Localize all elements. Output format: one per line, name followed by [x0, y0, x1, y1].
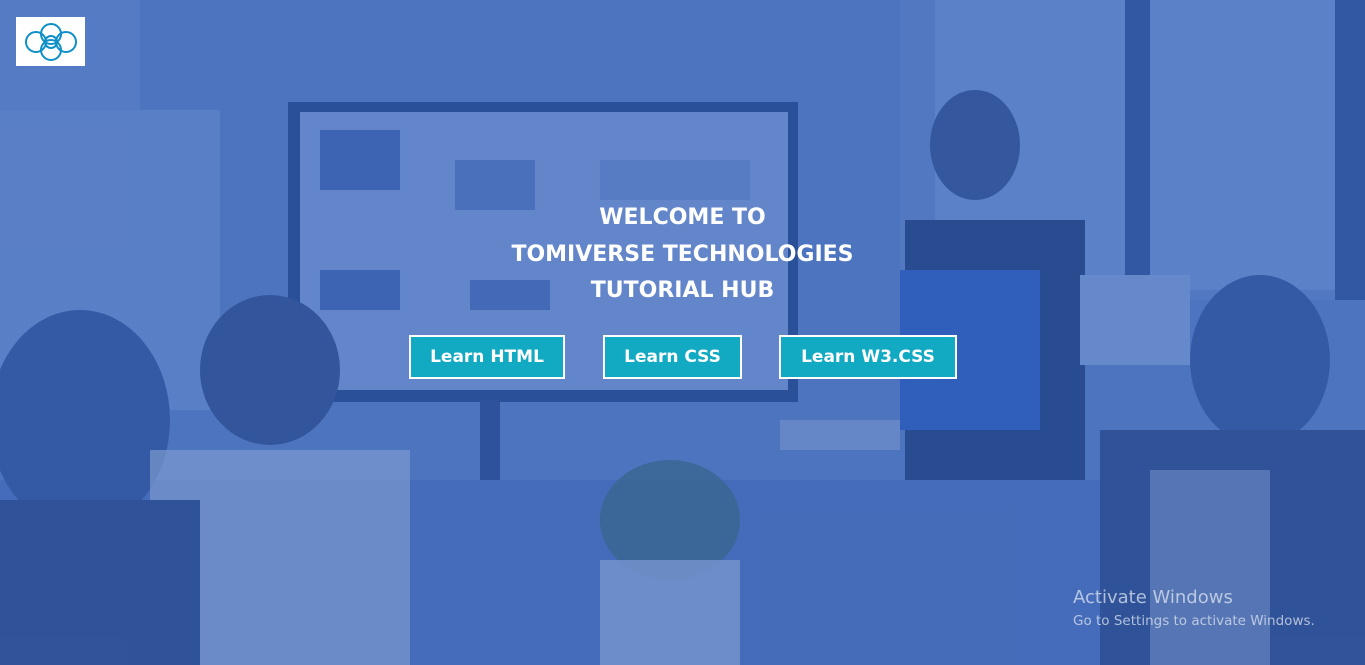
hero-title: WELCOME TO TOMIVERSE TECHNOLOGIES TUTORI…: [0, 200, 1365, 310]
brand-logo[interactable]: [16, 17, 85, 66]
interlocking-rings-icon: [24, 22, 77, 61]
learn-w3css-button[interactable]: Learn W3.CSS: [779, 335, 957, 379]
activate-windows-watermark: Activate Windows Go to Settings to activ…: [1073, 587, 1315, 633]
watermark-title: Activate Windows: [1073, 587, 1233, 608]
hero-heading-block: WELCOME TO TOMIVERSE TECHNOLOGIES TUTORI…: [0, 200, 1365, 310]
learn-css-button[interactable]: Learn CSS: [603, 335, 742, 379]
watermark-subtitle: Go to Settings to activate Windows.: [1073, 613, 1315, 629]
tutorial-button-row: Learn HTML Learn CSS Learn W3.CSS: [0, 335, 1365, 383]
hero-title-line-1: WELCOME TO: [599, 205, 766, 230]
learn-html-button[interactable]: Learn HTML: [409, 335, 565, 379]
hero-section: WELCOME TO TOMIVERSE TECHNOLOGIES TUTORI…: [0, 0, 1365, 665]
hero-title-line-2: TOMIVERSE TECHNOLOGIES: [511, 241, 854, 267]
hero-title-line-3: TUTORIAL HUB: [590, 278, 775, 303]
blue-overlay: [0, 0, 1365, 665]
#####
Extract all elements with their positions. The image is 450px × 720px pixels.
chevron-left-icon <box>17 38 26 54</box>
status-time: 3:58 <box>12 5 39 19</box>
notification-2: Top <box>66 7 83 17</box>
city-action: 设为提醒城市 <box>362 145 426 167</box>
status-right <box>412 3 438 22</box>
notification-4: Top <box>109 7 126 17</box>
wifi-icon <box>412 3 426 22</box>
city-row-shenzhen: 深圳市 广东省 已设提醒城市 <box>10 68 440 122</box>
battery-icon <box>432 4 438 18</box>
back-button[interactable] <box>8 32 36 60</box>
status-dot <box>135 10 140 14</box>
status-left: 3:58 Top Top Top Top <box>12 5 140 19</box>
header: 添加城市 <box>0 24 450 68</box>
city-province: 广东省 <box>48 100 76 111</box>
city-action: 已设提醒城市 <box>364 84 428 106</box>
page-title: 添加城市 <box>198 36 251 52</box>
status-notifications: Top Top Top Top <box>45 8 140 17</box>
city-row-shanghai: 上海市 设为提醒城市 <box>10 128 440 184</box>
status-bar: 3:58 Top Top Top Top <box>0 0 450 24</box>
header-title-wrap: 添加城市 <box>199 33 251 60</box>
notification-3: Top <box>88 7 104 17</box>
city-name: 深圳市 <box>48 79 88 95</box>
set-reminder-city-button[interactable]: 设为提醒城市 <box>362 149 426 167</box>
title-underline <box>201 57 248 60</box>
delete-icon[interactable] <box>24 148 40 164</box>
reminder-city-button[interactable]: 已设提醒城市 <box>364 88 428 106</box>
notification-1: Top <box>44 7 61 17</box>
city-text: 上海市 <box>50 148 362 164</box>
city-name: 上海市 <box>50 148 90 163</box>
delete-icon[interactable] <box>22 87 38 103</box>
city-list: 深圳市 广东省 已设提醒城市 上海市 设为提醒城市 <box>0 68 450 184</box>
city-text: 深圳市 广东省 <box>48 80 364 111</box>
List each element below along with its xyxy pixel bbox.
#####
## Written task
Copy the material as a numbered list with no blank lines, starting at the line that contains "Extract all elements" and stopping after the line that contains "battery-icon <box>432 4 438 18</box>".

## Solution to this exercise
1. Extract all elements with their positions. The image is 450px × 720px pixels.
2. chevron-left-icon <box>17 38 26 54</box>
3. status-time: 3:58 <box>12 5 39 19</box>
4. notification-2: Top <box>66 7 83 17</box>
5. city-action: 设为提醒城市 <box>362 145 426 167</box>
6. status-right <box>412 3 438 22</box>
7. notification-4: Top <box>109 7 126 17</box>
8. wifi-icon <box>412 3 426 22</box>
9. city-row-shenzhen: 深圳市 广东省 已设提醒城市 <box>10 68 440 122</box>
10. battery-icon <box>432 4 438 18</box>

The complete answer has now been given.